**WHAT IS EXPECTED**
Will you quote all of the entries, word for word?

______________________________

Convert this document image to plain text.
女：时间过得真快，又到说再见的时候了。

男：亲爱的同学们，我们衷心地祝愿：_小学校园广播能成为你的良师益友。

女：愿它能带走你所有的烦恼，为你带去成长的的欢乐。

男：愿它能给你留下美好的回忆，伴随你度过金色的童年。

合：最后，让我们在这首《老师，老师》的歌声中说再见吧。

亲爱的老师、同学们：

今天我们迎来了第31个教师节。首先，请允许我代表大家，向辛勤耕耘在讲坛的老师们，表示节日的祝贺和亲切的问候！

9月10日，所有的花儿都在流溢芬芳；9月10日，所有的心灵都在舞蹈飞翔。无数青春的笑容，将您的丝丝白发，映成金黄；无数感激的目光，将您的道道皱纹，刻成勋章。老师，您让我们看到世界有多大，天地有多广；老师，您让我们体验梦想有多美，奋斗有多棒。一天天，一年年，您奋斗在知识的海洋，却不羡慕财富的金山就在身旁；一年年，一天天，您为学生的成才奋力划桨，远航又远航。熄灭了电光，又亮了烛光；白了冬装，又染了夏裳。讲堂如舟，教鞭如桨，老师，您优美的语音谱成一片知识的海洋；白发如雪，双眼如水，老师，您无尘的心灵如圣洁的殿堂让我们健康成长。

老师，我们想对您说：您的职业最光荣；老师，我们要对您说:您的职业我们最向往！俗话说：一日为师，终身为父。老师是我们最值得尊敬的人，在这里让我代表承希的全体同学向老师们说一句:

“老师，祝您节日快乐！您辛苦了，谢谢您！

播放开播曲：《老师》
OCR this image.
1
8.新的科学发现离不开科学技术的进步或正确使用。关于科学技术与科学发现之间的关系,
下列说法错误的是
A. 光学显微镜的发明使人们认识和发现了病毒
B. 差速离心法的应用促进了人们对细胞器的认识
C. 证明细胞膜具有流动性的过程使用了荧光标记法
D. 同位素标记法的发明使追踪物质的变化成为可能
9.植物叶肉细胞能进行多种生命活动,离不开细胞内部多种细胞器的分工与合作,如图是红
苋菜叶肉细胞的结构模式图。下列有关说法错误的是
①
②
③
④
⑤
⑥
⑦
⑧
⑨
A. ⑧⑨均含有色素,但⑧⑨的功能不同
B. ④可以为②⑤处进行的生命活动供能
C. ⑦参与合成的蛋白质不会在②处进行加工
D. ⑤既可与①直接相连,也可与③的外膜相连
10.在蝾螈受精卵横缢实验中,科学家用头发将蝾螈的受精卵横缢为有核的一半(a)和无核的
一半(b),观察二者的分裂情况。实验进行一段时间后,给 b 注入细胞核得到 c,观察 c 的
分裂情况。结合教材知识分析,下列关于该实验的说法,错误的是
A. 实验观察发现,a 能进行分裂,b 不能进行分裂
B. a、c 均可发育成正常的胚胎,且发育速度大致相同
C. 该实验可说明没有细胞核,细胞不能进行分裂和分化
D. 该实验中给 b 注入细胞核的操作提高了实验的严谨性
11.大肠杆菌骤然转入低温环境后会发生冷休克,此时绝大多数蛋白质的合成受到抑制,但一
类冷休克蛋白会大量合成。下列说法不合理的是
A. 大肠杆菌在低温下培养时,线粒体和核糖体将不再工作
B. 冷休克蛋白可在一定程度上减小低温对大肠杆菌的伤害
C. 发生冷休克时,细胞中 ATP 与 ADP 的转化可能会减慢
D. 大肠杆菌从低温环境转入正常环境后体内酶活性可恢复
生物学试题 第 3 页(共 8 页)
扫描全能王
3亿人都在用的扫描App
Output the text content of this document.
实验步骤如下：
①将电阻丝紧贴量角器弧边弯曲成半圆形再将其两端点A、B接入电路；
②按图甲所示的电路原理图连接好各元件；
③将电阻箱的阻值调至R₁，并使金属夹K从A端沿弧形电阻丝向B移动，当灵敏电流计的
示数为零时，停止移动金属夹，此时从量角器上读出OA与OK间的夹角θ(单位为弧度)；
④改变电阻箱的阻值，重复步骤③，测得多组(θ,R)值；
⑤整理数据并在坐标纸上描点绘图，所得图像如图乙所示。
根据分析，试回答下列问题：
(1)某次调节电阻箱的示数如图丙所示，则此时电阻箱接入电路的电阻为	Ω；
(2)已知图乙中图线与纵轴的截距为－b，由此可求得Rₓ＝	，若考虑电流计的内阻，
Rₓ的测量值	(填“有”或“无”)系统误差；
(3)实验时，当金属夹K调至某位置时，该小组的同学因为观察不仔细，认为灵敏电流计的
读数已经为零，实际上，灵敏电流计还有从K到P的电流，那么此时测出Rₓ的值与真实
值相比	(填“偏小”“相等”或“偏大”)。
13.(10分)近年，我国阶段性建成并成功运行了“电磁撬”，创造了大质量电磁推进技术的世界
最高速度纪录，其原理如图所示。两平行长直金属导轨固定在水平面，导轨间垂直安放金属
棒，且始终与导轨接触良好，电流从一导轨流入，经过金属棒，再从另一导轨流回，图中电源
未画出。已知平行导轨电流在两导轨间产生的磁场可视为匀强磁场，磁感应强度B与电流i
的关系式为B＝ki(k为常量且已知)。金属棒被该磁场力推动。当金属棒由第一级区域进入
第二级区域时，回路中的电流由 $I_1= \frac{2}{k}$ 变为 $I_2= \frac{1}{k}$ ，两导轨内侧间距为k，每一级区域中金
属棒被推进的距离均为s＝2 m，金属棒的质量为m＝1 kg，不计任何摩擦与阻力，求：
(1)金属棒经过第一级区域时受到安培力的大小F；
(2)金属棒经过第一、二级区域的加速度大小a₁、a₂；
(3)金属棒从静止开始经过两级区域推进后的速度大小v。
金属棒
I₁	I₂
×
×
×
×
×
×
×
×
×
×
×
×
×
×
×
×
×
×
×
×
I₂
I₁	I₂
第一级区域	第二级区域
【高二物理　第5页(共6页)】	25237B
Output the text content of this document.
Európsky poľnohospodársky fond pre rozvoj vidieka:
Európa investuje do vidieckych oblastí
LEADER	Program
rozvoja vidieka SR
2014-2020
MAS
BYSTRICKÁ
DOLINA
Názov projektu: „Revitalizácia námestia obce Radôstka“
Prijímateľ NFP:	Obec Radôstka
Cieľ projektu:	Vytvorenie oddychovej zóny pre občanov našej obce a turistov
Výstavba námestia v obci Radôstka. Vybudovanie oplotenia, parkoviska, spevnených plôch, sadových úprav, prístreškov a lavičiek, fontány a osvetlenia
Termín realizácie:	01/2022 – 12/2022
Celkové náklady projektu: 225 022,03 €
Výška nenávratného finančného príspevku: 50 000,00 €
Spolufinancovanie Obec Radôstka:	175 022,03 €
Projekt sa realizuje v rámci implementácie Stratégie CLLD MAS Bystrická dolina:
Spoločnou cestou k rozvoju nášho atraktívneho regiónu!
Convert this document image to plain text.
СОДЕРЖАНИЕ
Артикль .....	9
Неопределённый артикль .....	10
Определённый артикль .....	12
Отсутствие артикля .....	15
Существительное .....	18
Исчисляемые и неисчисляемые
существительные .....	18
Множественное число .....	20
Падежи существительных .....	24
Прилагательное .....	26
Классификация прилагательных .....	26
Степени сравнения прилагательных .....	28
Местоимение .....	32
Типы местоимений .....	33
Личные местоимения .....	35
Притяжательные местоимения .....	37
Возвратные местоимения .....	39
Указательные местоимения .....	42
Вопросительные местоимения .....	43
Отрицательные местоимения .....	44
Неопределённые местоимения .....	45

______________________________

**TASK OUTPUT**
Convert this document image to plain text.
女：时间过得真快，又到说再见的时候了。

男：亲爱的同学们，我们衷心地祝愿：_小学校园广播能成为你的良师益友。

女：愿它能带走你所有的烦恼，为你带去成长的的欢乐。

男：愿它能给你留下美好的回忆，伴随你度过金色的童年。

合：最后，让我们在这首《老师，老师》的歌声中说再见吧。

亲爱的老师、同学们：

今天我们迎来了第31个教师节。首先，请允许我代表大家，向辛勤耕耘在讲坛的老师们，表示节日的祝贺和亲切的问候！

9月10日，所有的花儿都在流溢芬芳；9月10日，所有的心灵都在舞蹈飞翔。无数青春的笑容，将您的丝丝白发，映成金黄；无数感激的目光，将您的道道皱纹，刻成勋章。老师，您让我们看到世界有多大，天地有多广；老师，您让我们体验梦想有多美，奋斗有多棒。一天天，一年年，您奋斗在知识的海洋，却不羡慕财富的金山就在身旁；一年年，一天天，您为学生的成才奋力划桨，远航又远航。熄灭了电光，又亮了烛光；白了冬装，又染了夏裳。讲堂如舟，教鞭如桨，老师，您优美的语音谱成一片知识的海洋；白发如雪，双眼如水，老师，您无尘的心灵如圣洁的殿堂让我们健康成长。

老师，我们想对您说：您的职业最光荣；老师，我们要对您说:您的职业我们最向往！俗话说：一日为师，终身为父。老师是我们最值得尊敬的人，在这里让我代表承希的全体同学向老师们说一句:

“老师，祝您节日快乐！您辛苦了，谢谢您！

播放开播曲：《老师》
OCR this image.
1
8.新的科学发现离不开科学技术的进步或正确使用。关于科学技术与科学发现之间的关系,
下列说法错误的是
A. 光学显微镜的发明使人们认识和发现了病毒
B. 差速离心法的应用促进了人们对细胞器的认识
C. 证明细胞膜具有流动性的过程使用了荧光标记法
D. 同位素标记法的发明使追踪物质的变化成为可能
9.植物叶肉细胞能进行多种生命活动,离不开细胞内部多种细胞器的分工与合作,如图是红
苋菜叶肉细胞的结构模式图。下列有关说法错误的是
①
②
③
④
⑤
⑥
⑦
⑧
⑨
A. ⑧⑨均含有色素,但⑧⑨的功能不同
B. ④可以为②⑤处进行的生命活动供能
C. ⑦参与合成的蛋白质不会在②处进行加工
D. ⑤既可与①直接相连,也可与③的外膜相连
10.在蝾螈受精卵横缢实验中,科学家用头发将蝾螈的受精卵横缢为有核的一半(a)和无核的
一半(b),观察二者的分裂情况。实验进行一段时间后,给 b 注入细胞核得到 c,观察 c 的
分裂情况。结合教材知识分析,下列关于该实验的说法,错误的是
A. 实验观察发现,a 能进行分裂,b 不能进行分裂
B. a、c 均可发育成正常的胚胎,且发育速度大致相同
C. 该实验可说明没有细胞核,细胞不能进行分裂和分化
D. 该实验中给 b 注入细胞核的操作提高了实验的严谨性
11.大肠杆菌骤然转入低温环境后会发生冷休克,此时绝大多数蛋白质的合成受到抑制,但一
类冷休克蛋白会大量合成。下列说法不合理的是
A. 大肠杆菌在低温下培养时,线粒体和核糖体将不再工作
B. 冷休克蛋白可在一定程度上减小低温对大肠杆菌的伤害
C. 发生冷休克时,细胞中 ATP 与 ADP 的转化可能会减慢
D. 大肠杆菌从低温环境转入正常环境后体内酶活性可恢复
生物学试题 第 3 页(共 8 页)
扫描全能王
3亿人都在用的扫描App
Output the text content of this document.
实验步骤如下：
①将电阻丝紧贴量角器弧边弯曲成半圆形再将其两端点A、B接入电路；
②按图甲所示的电路原理图连接好各元件；
③将电阻箱的阻值调至R₁，并使金属夹K从A端沿弧形电阻丝向B移动，当灵敏电流计的
示数为零时，停止移动金属夹，此时从量角器上读出OA与OK间的夹角θ(单位为弧度)；
④改变电阻箱的阻值，重复步骤③，测得多组(θ,R)值；
⑤整理数据并在坐标纸上描点绘图，所得图像如图乙所示。
根据分析，试回答下列问题：
(1)某次调节电阻箱的示数如图丙所示，则此时电阻箱接入电路的电阻为	Ω；
(2)已知图乙中图线与纵轴的截距为－b，由此可求得Rₓ＝	，若考虑电流计的内阻，
Rₓ的测量值	(填“有”或“无”)系统误差；
(3)实验时，当金属夹K调至某位置时，该小组的同学因为观察不仔细，认为灵敏电流计的
读数已经为零，实际上，灵敏电流计还有从K到P的电流，那么此时测出Rₓ的值与真实
值相比	(填“偏小”“相等”或“偏大”)。
13.(10分)近年，我国阶段性建成并成功运行了“电磁撬”，创造了大质量电磁推进技术的世界
最高速度纪录，其原理如图所示。两平行长直金属导轨固定在水平面，导轨间垂直安放金属
棒，且始终与导轨接触良好，电流从一导轨流入，经过金属棒，再从另一导轨流回，图中电源
未画出。已知平行导轨电流在两导轨间产生的磁场可视为匀强磁场，磁感应强度B与电流i
的关系式为B＝ki(k为常量且已知)。金属棒被该磁场力推动。当金属棒由第一级区域进入
第二级区域时，回路中的电流由 $I_1= \frac{2}{k}$ 变为 $I_2= \frac{1}{k}$ ，两导轨内侧间距为k，每一级区域中金
属棒被推进的距离均为s＝2 m，金属棒的质量为m＝1 kg，不计任何摩擦与阻力，求：
(1)金属棒经过第一级区域时受到安培力的大小F；
(2)金属棒经过第一、二级区域的加速度大小a₁、a₂；
(3)金属棒从静止开始经过两级区域推进后的速度大小v。
金属棒
I₁	I₂
×
×
×
×
×
×
×
×
×
×
×
×
×
×
×
×
×
×
×
×
I₂
I₁	I₂
第一级区域	第二级区域
【高二物理　第5页(共6页)】	25237B
Output the text content of this document.
Európsky poľnohospodársky fond pre rozvoj vidieka:
Európa investuje do vidieckych oblastí
LEADER	Program
rozvoja vidieka SR
2014-2020
MAS
BYSTRICKÁ
DOLINA
Názov projektu: „Revitalizácia námestia obce Radôstka“
Prijímateľ NFP:	Obec Radôstka
Cieľ projektu:	Vytvorenie oddychovej zóny pre občanov našej obce a turistov
Výstavba námestia v obci Radôstka. Vybudovanie oplotenia, parkoviska, spevnených plôch, sadových úprav, prístreškov a lavičiek, fontány a osvetlenia
Termín realizácie:	01/2022 – 12/2022
Celkové náklady projektu: 225 022,03 €
Výška nenávratného finančného príspevku: 50 000,00 €
Spolufinancovanie Obec Radôstka:	175 022,03 €
Projekt sa realizuje v rámci implementácie Stratégie CLLD MAS Bystrická dolina:
Spoločnou cestou k rozvoju nášho atraktívneho regiónu!
Convert this document image to plain text.
СОДЕРЖАНИЕ
Артикль .....	9
Неопределённый артикль .....	10
Определённый артикль .....	12
Отсутствие артикля .....	15
Существительное .....	18
Исчисляемые и неисчисляемые
существительные .....	18
Множественное число .....	20
Падежи существительных .....	24
Прилагательное .....	26
Классификация прилагательных .....	26
Степени сравнения прилагательных .....	28
Местоимение .....	32
Типы местоимений .....	33
Личные местоимения .....	35
Притяжательные местоимения .....	37
Возвратные местоимения .....	39
Указательные местоимения .....	42
Вопросительные местоимения .....	43
Отрицательные местоимения .....	44
Неопределённые местоимения .....	45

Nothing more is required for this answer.